Exercise task>
Pull out every line in the data that has the string "your" in it.

[Stored data]
# # # #
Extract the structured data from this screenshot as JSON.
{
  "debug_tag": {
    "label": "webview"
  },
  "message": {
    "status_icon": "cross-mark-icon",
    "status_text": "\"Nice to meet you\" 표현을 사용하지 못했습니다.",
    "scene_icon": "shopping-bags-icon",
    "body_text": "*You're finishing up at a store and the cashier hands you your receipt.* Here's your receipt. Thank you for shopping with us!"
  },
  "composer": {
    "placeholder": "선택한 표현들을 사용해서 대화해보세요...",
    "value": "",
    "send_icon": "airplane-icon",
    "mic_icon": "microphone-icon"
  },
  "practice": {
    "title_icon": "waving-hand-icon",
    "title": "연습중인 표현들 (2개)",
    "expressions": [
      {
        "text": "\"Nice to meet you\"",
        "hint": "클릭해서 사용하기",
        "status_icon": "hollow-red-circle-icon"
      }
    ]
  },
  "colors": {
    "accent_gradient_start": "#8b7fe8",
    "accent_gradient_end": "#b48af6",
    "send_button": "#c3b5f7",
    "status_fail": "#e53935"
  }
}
# # # #
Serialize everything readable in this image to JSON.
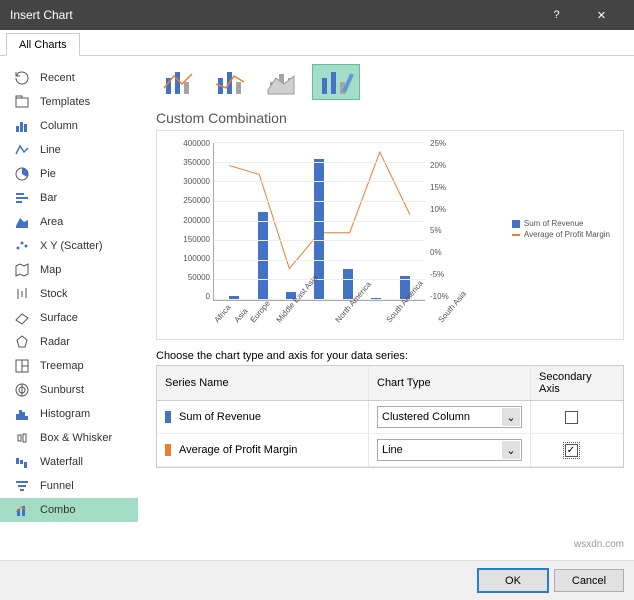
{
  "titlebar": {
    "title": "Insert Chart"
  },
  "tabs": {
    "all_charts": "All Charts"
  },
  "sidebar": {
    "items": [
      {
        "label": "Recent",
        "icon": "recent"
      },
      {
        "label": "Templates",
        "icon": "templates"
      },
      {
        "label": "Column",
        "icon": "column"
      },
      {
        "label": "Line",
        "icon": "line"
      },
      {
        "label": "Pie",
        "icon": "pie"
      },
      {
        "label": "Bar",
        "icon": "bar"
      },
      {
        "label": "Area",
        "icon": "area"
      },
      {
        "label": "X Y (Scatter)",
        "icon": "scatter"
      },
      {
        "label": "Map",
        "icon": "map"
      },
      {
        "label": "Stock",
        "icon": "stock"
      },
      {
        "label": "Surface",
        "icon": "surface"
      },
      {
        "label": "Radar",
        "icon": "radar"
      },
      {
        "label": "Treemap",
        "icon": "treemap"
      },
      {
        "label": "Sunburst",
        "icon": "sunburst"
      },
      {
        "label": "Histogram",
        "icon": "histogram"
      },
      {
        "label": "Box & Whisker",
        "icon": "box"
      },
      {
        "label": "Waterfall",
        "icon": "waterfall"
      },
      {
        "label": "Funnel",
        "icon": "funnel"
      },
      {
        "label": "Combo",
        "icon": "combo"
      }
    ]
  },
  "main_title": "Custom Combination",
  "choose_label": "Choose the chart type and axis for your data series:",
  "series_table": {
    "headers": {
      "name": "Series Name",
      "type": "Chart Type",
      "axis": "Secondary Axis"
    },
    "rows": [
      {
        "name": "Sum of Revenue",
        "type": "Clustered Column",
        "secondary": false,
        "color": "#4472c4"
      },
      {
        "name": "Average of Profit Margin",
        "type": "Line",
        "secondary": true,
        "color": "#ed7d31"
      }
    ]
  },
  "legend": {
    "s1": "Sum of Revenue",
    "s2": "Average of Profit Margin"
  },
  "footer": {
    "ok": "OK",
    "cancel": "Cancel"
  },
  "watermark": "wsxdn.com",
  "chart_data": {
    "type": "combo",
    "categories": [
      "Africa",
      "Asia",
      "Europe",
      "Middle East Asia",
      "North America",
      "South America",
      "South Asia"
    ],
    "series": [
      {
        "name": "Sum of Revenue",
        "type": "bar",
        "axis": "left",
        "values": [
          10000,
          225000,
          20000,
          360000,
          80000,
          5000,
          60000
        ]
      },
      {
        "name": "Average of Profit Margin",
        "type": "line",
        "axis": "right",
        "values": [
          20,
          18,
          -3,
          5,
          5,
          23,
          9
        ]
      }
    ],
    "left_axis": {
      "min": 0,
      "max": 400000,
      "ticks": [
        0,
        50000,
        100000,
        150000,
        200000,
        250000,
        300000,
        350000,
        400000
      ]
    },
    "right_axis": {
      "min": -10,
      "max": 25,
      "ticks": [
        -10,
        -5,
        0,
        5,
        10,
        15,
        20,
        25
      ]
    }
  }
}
# # # #
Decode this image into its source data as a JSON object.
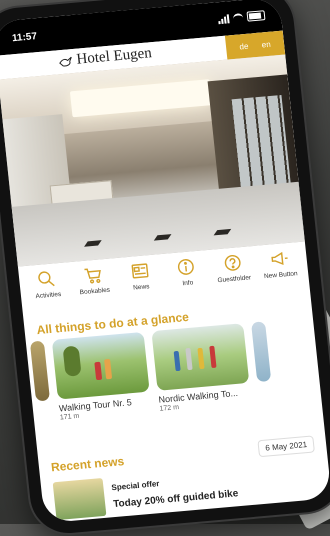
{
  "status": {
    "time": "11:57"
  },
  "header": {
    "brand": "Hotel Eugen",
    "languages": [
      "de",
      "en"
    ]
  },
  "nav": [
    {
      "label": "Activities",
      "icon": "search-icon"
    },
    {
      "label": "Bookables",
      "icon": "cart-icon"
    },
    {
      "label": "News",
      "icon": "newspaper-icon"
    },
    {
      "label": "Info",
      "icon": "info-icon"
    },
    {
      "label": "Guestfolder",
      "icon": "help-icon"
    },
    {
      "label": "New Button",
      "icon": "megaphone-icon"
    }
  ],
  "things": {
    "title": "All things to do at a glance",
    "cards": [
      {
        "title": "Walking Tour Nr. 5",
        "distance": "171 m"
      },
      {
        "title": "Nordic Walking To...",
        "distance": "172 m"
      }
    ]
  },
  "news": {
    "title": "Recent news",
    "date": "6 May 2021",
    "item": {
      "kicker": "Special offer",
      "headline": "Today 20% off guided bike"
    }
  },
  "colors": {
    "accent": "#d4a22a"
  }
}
# # # #
Reply to the exercise>
    "body_text": "*You're finishing up at a store and the cashier hands you your receipt.* Here's your receipt. Thank you for shopping with us!"
  "choose_label": "Choose the chart type and axis for your data series:",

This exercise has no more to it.